▶ **Required task**
Omit the pictures, then reproduce every remaining record exactly.

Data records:
-- -- --

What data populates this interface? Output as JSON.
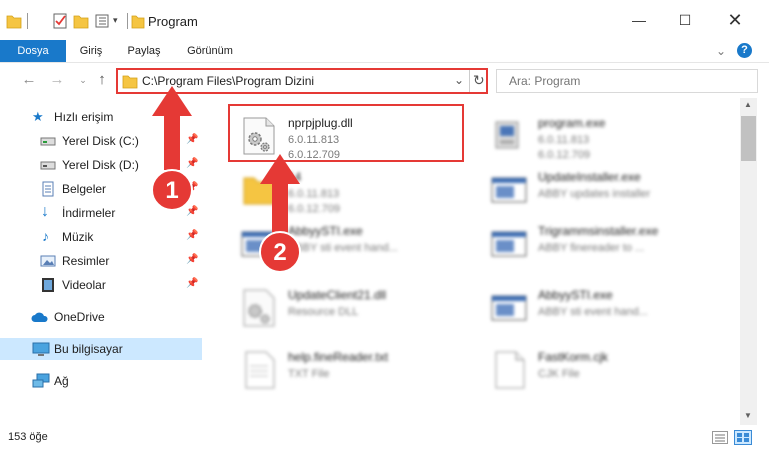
{
  "window": {
    "title": "Program"
  },
  "ribbon": {
    "tabs": [
      "Dosya",
      "Giriş",
      "Paylaş",
      "Görünüm"
    ]
  },
  "address": {
    "path": "C:\\Program Files\\Program Dizini"
  },
  "search": {
    "placeholder": "Ara: Program"
  },
  "sidebar": {
    "items": [
      {
        "label": "Hızlı erişim",
        "icon": "star-icon"
      },
      {
        "label": "Yerel Disk (C:)",
        "icon": "drive-icon"
      },
      {
        "label": "Yerel Disk (D:)",
        "icon": "drive-icon"
      },
      {
        "label": "Belgeler",
        "icon": "document-icon"
      },
      {
        "label": "İndirmeler",
        "icon": "download-icon"
      },
      {
        "label": "Müzik",
        "icon": "music-icon"
      },
      {
        "label": "Resimler",
        "icon": "picture-icon"
      },
      {
        "label": "Videolar",
        "icon": "video-icon"
      },
      {
        "label": "OneDrive",
        "icon": "cloud-icon"
      },
      {
        "label": "Bu bilgisayar",
        "icon": "computer-icon"
      },
      {
        "label": "Ağ",
        "icon": "network-icon"
      }
    ]
  },
  "files": [
    {
      "name": "nprpjplug.dll",
      "line2": "6.0.11.813",
      "line3": "6.0.12.709",
      "icon": "dll-gear-icon"
    },
    {
      "name": "program.exe",
      "line2": "6.0.11.813",
      "line3": "6.0.12.709",
      "icon": "exe-icon"
    },
    {
      "name": "14",
      "line2": "6.0.11.813",
      "line3": "6.0.12.709",
      "icon": "folder-icon"
    },
    {
      "name": "UpdateInstaller.exe",
      "line2": "ABBY updates installer",
      "line3": "",
      "icon": "exe-window-icon"
    },
    {
      "name": "AbbyySTI.exe",
      "line2": "ABBY sti event hand...",
      "line3": "",
      "icon": "exe-window-icon"
    },
    {
      "name": "Trigrammsinstaller.exe",
      "line2": "ABBY finereader to ...",
      "line3": "",
      "icon": "exe-window-icon"
    },
    {
      "name": "UpdateClient21.dll",
      "line2": "Resource DLL",
      "line3": "",
      "icon": "dll-gear-icon"
    },
    {
      "name": "AbbyySTI.exe",
      "line2": "ABBY sti event hand...",
      "line3": "",
      "icon": "exe-window-icon"
    },
    {
      "name": "help.fineReader.txt",
      "line2": "TXT File",
      "line3": "",
      "icon": "text-file-icon"
    },
    {
      "name": "FastKorm.cjk",
      "line2": "CJK File",
      "line3": "",
      "icon": "blank-file-icon"
    }
  ],
  "status": {
    "count": "153 öğe"
  },
  "annotations": {
    "badge1": "1",
    "badge2": "2"
  },
  "colors": {
    "accent": "#1979ca",
    "highlight": "#e53935",
    "selected": "#cce8ff"
  }
}
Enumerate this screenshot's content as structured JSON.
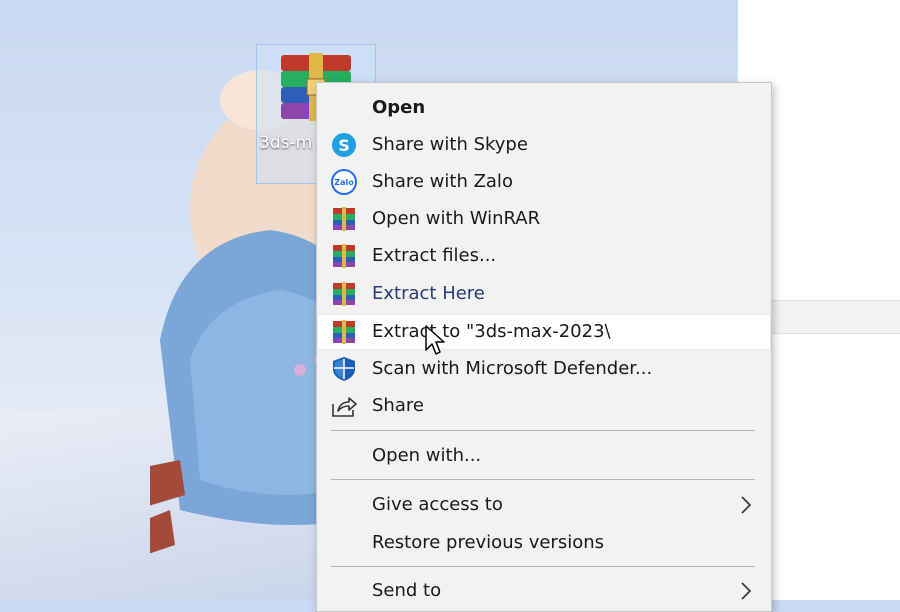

-- -- --

▶ **Response for this exercise**
What data populates this interface? Output as JSON.
{
  "window": {
    "title": "Program"
  },
  "ribbon": {
    "tabs": [
      "Dosya",
      "Giriş",
      "Paylaş",
      "Görünüm"
    ]
  },
  "address": {
    "path": "C:\\Program Files\\Program Dizini"
  },
  "search": {
    "placeholder": "Ara: Program"
  },
  "sidebar": {
    "items": [
      {
        "label": "Hızlı erişim",
        "icon": "star-icon"
      },
      {
        "label": "Yerel Disk (C:)",
        "icon": "drive-icon"
      },
      {
        "label": "Yerel Disk (D:)",
        "icon": "drive-icon"
      },
      {
        "label": "Belgeler",
        "icon": "document-icon"
      },
      {
        "label": "İndirmeler",
        "icon": "download-icon"
      },
      {
        "label": "Müzik",
        "icon": "music-icon"
      },
      {
        "label": "Resimler",
        "icon": "picture-icon"
      },
      {
        "label": "Videolar",
        "icon": "video-icon"
      },
      {
        "label": "OneDrive",
        "icon": "cloud-icon"
      },
      {
        "label": "Bu bilgisayar",
        "icon": "computer-icon"
      },
      {
        "label": "Ağ",
        "icon": "network-icon"
      }
    ]
  },
  "files": [
    {
      "name": "nprpjplug.dll",
      "line2": "6.0.11.813",
      "line3": "6.0.12.709",
      "icon": "dll-gear-icon"
    },
    {
      "name": "program.exe",
      "line2": "6.0.11.813",
      "line3": "6.0.12.709",
      "icon": "exe-icon"
    },
    {
      "name": "14",
      "line2": "6.0.11.813",
      "line3": "6.0.12.709",
      "icon": "folder-icon"
    },
    {
      "name": "UpdateInstaller.exe",
      "line2": "ABBY updates installer",
      "line3": "",
      "icon": "exe-window-icon"
    },
    {
      "name": "AbbyySTI.exe",
      "line2": "ABBY sti event hand...",
      "line3": "",
      "icon": "exe-window-icon"
    },
    {
      "name": "Trigrammsinstaller.exe",
      "line2": "ABBY finereader to ...",
      "line3": "",
      "icon": "exe-window-icon"
    },
    {
      "name": "UpdateClient21.dll",
      "line2": "Resource DLL",
      "line3": "",
      "icon": "dll-gear-icon"
    },
    {
      "name": "AbbyySTI.exe",
      "line2": "ABBY sti event hand...",
      "line3": "",
      "icon": "exe-window-icon"
    },
    {
      "name": "help.fineReader.txt",
      "line2": "TXT File",
      "line3": "",
      "icon": "text-file-icon"
    },
    {
      "name": "FastKorm.cjk",
      "line2": "CJK File",
      "line3": "",
      "icon": "blank-file-icon"
    }
  ],
  "status": {
    "count": "153 öğe"
  },
  "annotations": {
    "badge1": "1",
    "badge2": "2"
  },
  "colors": {
    "accent": "#1979ca",
    "highlight": "#e53935",
    "selected": "#cce8ff"
  }
}
Enumerate this screenshot's content as structured JSON.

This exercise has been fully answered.